**Material for the task**
☆ ☆ ☆ ☆ ☆

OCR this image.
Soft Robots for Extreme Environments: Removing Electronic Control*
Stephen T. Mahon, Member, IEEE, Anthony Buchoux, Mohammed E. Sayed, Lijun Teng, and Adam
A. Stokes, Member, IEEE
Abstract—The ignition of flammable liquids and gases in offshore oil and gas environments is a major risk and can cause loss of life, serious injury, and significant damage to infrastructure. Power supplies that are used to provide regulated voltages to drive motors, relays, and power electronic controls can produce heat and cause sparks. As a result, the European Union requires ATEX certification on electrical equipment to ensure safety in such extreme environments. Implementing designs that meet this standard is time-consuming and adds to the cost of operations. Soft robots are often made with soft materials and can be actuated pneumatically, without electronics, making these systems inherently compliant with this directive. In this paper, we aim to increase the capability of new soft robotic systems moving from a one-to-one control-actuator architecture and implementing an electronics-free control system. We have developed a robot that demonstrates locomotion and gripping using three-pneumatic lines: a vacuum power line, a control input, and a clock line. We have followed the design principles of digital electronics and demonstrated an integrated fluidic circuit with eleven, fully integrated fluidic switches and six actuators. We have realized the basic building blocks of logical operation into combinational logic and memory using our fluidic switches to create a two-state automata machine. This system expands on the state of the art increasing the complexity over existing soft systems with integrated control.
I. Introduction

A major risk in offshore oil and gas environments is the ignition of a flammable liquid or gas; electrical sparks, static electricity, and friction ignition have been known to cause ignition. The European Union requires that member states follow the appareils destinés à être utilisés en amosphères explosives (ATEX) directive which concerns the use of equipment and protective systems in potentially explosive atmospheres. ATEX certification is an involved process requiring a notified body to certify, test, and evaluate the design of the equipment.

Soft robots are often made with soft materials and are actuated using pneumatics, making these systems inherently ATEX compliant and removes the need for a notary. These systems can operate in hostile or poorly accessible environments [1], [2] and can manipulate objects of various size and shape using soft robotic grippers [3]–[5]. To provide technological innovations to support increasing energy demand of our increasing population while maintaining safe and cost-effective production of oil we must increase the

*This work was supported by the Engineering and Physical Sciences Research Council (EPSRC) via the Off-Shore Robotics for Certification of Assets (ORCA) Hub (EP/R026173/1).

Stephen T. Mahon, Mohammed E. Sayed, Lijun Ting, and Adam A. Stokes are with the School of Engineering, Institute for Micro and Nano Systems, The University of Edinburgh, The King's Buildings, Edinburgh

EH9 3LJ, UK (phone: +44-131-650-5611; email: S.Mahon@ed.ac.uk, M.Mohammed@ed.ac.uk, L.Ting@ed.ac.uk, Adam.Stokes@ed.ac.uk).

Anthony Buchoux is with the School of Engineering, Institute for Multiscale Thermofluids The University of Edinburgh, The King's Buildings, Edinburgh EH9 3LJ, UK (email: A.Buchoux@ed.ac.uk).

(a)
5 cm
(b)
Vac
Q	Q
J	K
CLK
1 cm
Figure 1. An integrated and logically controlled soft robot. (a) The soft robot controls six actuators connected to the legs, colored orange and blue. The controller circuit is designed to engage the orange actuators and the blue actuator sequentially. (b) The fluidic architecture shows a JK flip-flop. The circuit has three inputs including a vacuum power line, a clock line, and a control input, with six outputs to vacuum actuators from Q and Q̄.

☆ ☆ ☆ ☆ ☆

**Task statement**
Give an exact copy of all the data shown above.

**Response to the exercise**
OCR this image.
Soft Robots for Extreme Environments: Removing Electronic Control*
Stephen T. Mahon, Member, IEEE, Anthony Buchoux, Mohammed E. Sayed, Lijun Teng, and Adam
A. Stokes, Member, IEEE
Abstract—The ignition of flammable liquids and gases in offshore oil and gas environments is a major risk and can cause loss of life, serious injury, and significant damage to infrastructure. Power supplies that are used to provide regulated voltages to drive motors, relays, and power electronic controls can produce heat and cause sparks. As a result, the European Union requires ATEX certification on electrical equipment to ensure safety in such extreme environments. Implementing designs that meet this standard is time-consuming and adds to the cost of operations. Soft robots are often made with soft materials and can be actuated pneumatically, without electronics, making these systems inherently compliant with this directive. In this paper, we aim to increase the capability of new soft robotic systems moving from a one-to-one control-actuator architecture and implementing an electronics-free control system. We have developed a robot that demonstrates locomotion and gripping using three-pneumatic lines: a vacuum power line, a control input, and a clock line. We have followed the design principles of digital electronics and demonstrated an integrated fluidic circuit with eleven, fully integrated fluidic switches and six actuators. We have realized the basic building blocks of logical operation into combinational logic and memory using our fluidic switches to create a two-state automata machine. This system expands on the state of the art increasing the complexity over existing soft systems with integrated control.
I. Introduction

A major risk in offshore oil and gas environments is the ignition of a flammable liquid or gas; electrical sparks, static electricity, and friction ignition have been known to cause ignition. The European Union requires that member states follow the appareils destinés à être utilisés en amosphères explosives (ATEX) directive which concerns the use of equipment and protective systems in potentially explosive atmospheres. ATEX certification is an involved process requiring a notified body to certify, test, and evaluate the design of the equipment.

Soft robots are often made with soft materials and are actuated using pneumatics, making these systems inherently ATEX compliant and removes the need for a notary. These systems can operate in hostile or poorly accessible environments [1], [2] and can manipulate objects of various size and shape using soft robotic grippers [3]–[5]. To provide technological innovations to support increasing energy demand of our increasing population while maintaining safe and cost-effective production of oil we must increase the

*This work was supported by the Engineering and Physical Sciences Research Council (EPSRC) via the Off-Shore Robotics for Certification of Assets (ORCA) Hub (EP/R026173/1).

Stephen T. Mahon, Mohammed E. Sayed, Lijun Ting, and Adam A. Stokes are with the School of Engineering, Institute for Micro and Nano Systems, The University of Edinburgh, The King's Buildings, Edinburgh

EH9 3LJ, UK (phone: +44-131-650-5611; email: S.Mahon@ed.ac.uk, M.Mohammed@ed.ac.uk, L.Ting@ed.ac.uk, Adam.Stokes@ed.ac.uk).

Anthony Buchoux is with the School of Engineering, Institute for Multiscale Thermofluids The University of Edinburgh, The King's Buildings, Edinburgh EH9 3LJ, UK (email: A.Buchoux@ed.ac.uk).

(a)
5 cm
(b)
Vac
Q	Q
J	K
CLK
1 cm
Figure 1. An integrated and logically controlled soft robot. (a) The soft robot controls six actuators connected to the legs, colored orange and blue. The controller circuit is designed to engage the orange actuators and the blue actuator sequentially. (b) The fluidic architecture shows a JK flip-flop. The circuit has three inputs including a vacuum power line, a clock line, and a control input, with six outputs to vacuum actuators from Q and Q̄.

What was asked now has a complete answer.